— start of Data section —

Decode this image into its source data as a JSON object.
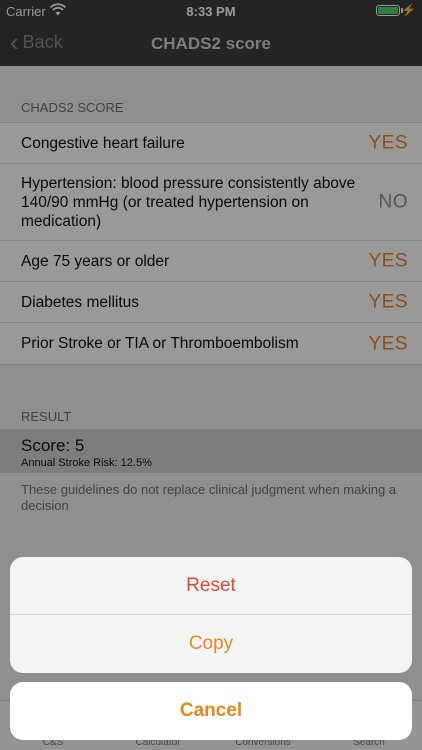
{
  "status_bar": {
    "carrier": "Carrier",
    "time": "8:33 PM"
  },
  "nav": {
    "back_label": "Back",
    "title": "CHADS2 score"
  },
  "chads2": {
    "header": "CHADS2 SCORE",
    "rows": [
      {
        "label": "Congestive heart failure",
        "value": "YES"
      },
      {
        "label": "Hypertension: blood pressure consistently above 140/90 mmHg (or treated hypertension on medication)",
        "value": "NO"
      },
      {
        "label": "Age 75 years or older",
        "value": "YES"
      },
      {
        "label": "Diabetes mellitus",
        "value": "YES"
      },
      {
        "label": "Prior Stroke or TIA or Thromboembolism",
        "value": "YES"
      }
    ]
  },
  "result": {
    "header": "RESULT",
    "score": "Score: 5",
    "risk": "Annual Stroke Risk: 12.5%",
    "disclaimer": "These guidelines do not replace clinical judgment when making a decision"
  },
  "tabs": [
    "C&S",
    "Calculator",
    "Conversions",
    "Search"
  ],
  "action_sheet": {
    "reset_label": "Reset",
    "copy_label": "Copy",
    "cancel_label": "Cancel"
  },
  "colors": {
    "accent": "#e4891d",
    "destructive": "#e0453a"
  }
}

— end of Data section —

Problem description
Strip out the images, then output the records above word for word.

Correct answer
Decode this image into its source data as a JSON object.
{
  "status_bar": {
    "carrier": "Carrier",
    "time": "8:33 PM"
  },
  "nav": {
    "back_label": "Back",
    "title": "CHADS2 score"
  },
  "chads2": {
    "header": "CHADS2 SCORE",
    "rows": [
      {
        "label": "Congestive heart failure",
        "value": "YES"
      },
      {
        "label": "Hypertension: blood pressure consistently above 140/90 mmHg (or treated hypertension on medication)",
        "value": "NO"
      },
      {
        "label": "Age 75 years or older",
        "value": "YES"
      },
      {
        "label": "Diabetes mellitus",
        "value": "YES"
      },
      {
        "label": "Prior Stroke or TIA or Thromboembolism",
        "value": "YES"
      }
    ]
  },
  "result": {
    "header": "RESULT",
    "score": "Score: 5",
    "risk": "Annual Stroke Risk: 12.5%",
    "disclaimer": "These guidelines do not replace clinical judgment when making a decision"
  },
  "tabs": [
    "C&S",
    "Calculator",
    "Conversions",
    "Search"
  ],
  "action_sheet": {
    "reset_label": "Reset",
    "copy_label": "Copy",
    "cancel_label": "Cancel"
  },
  "colors": {
    "accent": "#e4891d",
    "destructive": "#e0453a"
  }
}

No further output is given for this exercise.